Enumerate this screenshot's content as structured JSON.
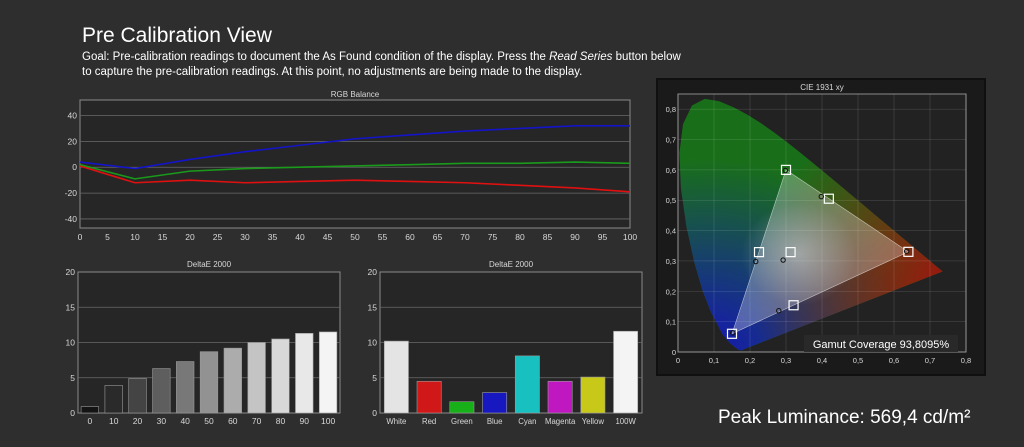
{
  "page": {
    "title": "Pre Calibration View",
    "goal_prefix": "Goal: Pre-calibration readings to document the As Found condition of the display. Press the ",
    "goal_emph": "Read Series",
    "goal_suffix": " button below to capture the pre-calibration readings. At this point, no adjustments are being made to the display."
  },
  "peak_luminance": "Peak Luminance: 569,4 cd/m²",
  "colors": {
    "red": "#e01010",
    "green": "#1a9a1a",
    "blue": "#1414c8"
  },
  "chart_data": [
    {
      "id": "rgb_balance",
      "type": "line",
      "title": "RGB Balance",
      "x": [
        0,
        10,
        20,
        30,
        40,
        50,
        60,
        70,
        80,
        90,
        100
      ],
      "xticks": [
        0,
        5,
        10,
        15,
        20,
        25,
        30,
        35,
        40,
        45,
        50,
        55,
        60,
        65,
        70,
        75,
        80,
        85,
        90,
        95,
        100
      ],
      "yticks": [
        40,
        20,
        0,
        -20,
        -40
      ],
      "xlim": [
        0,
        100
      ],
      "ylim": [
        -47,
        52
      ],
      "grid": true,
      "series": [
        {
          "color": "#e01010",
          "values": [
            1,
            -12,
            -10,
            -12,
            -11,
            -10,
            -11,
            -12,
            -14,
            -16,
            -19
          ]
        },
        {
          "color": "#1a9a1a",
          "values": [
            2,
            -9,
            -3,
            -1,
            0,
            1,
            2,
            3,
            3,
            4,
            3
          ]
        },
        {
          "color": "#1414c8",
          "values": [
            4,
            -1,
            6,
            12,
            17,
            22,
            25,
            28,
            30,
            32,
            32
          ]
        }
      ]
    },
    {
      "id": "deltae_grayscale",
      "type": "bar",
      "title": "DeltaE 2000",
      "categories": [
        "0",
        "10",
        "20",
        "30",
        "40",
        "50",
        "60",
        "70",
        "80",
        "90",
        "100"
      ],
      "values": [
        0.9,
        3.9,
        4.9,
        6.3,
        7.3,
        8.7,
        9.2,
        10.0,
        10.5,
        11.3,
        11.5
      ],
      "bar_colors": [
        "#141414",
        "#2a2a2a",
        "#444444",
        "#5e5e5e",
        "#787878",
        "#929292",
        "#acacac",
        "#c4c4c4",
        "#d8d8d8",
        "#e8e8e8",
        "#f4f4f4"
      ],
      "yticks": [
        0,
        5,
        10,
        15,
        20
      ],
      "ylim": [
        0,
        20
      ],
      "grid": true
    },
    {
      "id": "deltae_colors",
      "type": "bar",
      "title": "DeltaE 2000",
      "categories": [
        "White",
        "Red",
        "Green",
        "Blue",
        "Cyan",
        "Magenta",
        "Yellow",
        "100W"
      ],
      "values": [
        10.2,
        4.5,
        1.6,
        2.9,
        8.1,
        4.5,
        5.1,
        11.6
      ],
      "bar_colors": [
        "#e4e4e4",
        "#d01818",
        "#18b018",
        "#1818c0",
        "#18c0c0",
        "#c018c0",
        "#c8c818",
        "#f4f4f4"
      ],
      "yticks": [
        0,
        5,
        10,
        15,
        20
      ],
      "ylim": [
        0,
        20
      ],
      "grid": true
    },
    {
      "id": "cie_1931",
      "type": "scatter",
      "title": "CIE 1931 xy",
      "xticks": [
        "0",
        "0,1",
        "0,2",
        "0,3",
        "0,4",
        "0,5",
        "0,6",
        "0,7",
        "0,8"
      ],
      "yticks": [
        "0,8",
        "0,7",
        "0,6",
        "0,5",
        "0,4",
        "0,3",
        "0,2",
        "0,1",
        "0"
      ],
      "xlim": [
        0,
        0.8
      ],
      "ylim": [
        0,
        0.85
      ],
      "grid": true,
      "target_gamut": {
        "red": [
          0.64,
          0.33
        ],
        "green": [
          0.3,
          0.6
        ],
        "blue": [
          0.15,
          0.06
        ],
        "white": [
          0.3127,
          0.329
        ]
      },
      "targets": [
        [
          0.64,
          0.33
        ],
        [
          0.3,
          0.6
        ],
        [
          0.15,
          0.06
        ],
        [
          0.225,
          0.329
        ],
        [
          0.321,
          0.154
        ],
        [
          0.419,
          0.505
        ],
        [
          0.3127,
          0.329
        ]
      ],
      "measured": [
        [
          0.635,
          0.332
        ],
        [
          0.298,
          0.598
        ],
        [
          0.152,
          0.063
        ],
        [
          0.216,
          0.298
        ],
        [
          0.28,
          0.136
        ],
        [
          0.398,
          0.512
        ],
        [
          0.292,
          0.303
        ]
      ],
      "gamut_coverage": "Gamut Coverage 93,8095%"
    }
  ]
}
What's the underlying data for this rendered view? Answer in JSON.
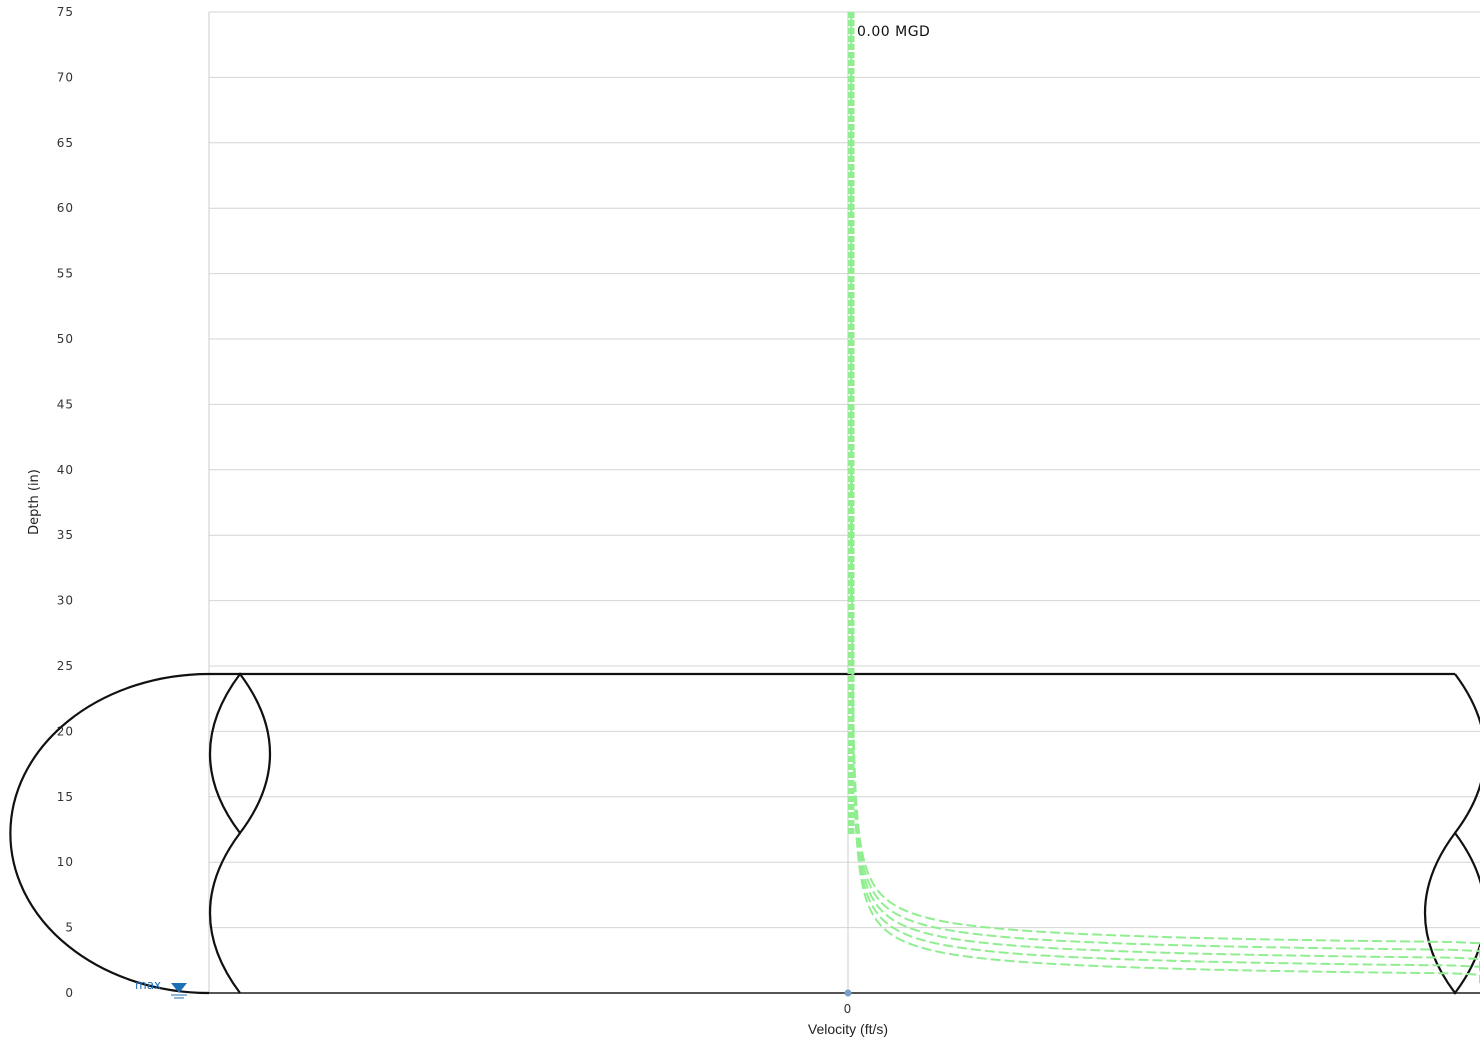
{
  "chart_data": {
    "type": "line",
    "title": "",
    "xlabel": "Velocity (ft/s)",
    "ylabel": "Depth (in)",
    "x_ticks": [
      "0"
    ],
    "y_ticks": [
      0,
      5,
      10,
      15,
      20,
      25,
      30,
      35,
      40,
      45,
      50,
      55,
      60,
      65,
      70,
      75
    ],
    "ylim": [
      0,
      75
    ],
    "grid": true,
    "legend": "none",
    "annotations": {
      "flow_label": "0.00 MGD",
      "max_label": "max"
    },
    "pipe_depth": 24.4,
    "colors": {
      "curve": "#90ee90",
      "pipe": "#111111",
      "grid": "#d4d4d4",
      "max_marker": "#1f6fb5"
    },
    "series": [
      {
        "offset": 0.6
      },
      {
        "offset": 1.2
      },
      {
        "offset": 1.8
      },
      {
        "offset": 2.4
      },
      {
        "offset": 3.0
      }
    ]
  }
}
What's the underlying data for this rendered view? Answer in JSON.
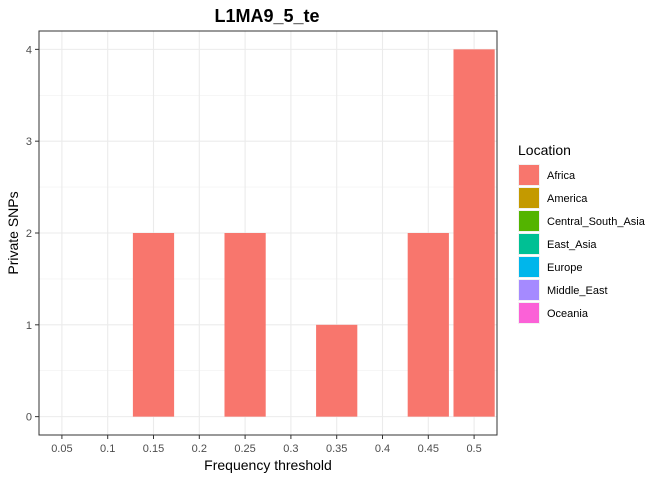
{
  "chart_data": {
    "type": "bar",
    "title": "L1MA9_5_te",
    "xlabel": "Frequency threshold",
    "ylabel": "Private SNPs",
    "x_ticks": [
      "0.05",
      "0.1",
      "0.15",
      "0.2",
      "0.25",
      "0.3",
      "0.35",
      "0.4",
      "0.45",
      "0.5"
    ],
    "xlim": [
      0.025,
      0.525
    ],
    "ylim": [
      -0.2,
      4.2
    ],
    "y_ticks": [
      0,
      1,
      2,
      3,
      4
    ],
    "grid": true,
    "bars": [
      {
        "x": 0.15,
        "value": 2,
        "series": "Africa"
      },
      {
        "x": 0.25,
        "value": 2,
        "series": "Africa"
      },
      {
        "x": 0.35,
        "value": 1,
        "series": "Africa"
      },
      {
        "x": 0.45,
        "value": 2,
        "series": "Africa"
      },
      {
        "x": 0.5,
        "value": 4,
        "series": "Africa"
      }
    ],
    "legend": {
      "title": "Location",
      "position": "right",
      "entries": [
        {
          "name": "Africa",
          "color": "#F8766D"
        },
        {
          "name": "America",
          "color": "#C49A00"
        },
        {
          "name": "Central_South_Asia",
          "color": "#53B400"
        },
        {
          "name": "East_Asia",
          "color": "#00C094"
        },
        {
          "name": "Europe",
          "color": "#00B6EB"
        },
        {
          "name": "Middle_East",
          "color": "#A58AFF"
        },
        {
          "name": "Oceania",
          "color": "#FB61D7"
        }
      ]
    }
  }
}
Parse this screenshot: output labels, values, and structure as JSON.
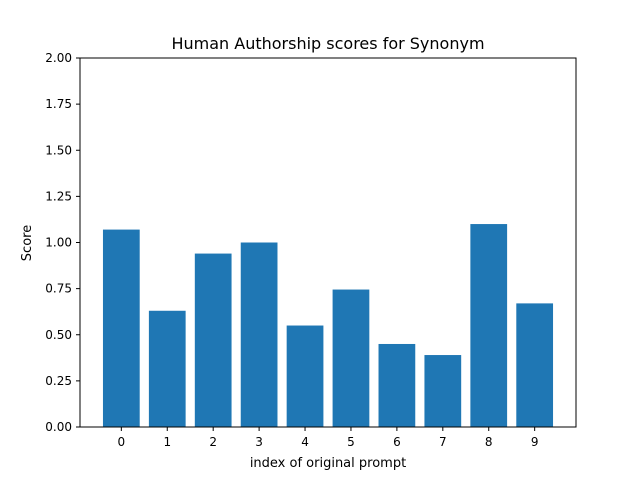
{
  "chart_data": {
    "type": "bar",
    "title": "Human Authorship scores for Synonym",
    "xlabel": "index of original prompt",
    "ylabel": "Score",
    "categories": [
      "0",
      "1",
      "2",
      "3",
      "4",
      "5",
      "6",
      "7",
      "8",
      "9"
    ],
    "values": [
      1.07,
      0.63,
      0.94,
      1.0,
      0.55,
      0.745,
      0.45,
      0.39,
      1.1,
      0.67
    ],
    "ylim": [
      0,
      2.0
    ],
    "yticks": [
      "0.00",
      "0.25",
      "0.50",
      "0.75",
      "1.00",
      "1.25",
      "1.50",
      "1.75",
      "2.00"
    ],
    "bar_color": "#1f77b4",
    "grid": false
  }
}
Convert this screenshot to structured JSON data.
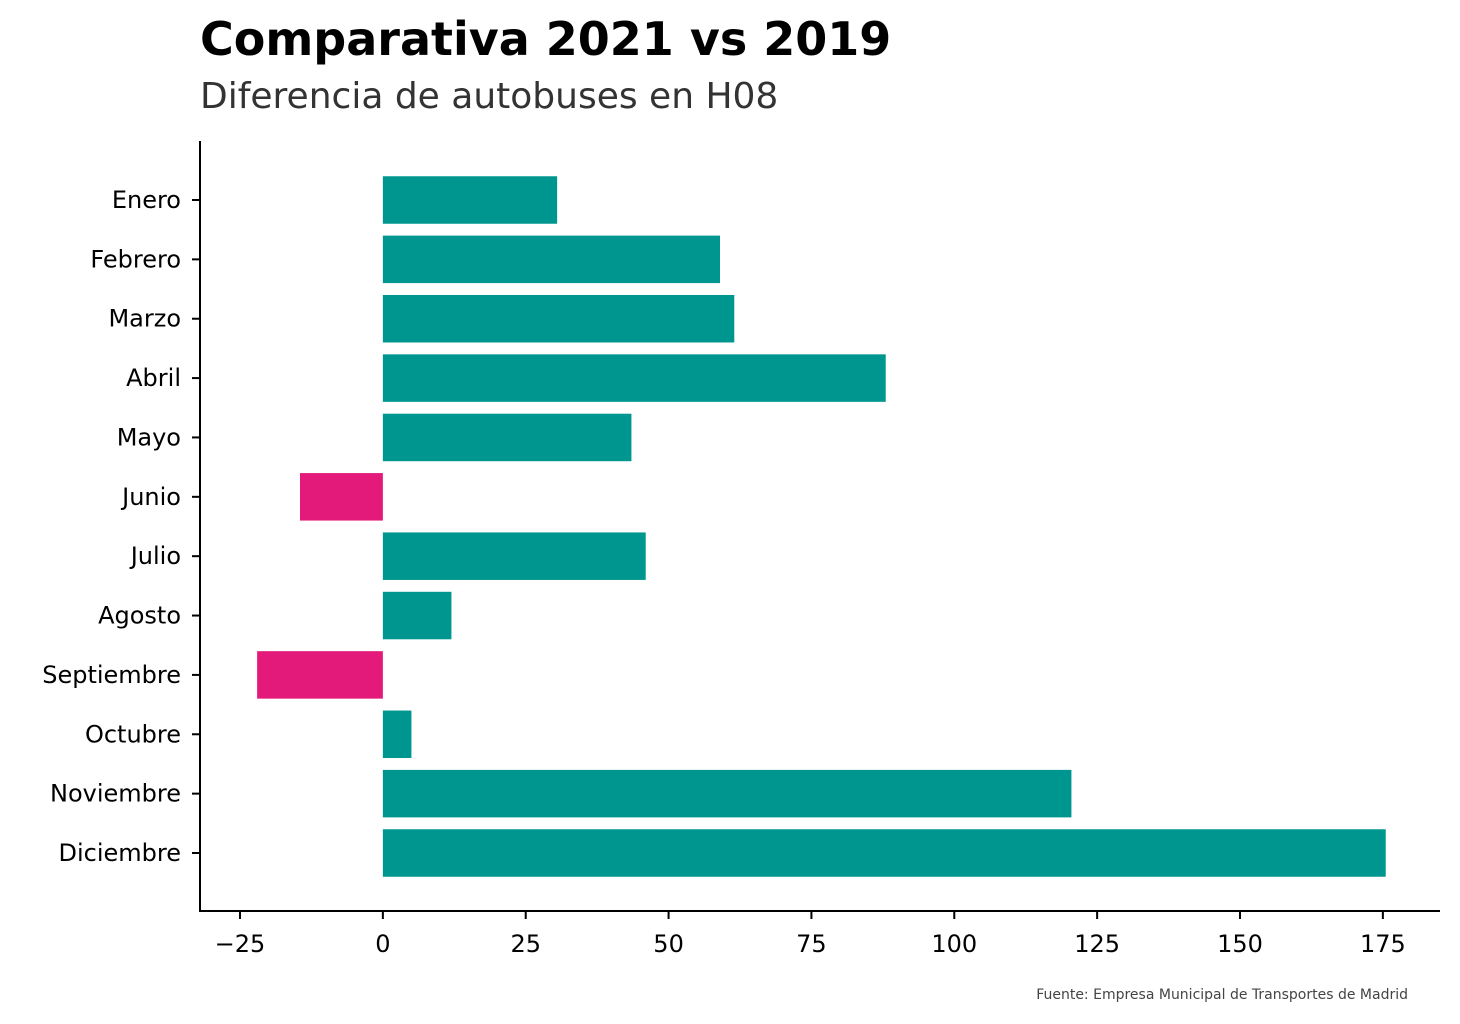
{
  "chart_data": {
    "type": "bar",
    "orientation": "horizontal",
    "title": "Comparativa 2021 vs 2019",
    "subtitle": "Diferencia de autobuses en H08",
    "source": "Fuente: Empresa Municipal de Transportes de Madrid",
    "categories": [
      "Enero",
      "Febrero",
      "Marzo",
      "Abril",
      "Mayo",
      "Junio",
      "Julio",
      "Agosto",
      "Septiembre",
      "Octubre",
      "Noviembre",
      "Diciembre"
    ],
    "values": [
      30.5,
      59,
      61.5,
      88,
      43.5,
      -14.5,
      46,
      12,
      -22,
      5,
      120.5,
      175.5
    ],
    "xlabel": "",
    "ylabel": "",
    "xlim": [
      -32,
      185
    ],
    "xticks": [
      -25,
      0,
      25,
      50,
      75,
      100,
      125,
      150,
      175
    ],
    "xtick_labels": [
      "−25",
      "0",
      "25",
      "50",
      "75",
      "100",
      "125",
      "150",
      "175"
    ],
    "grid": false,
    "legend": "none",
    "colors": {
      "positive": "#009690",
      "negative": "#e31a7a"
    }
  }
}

**DESCRIPTION OF THE TASK:** From the data above, count the lines where "display" occurs and give that figure and nothing else.

**RESPONSE FOR THIS EXERCISE:** 2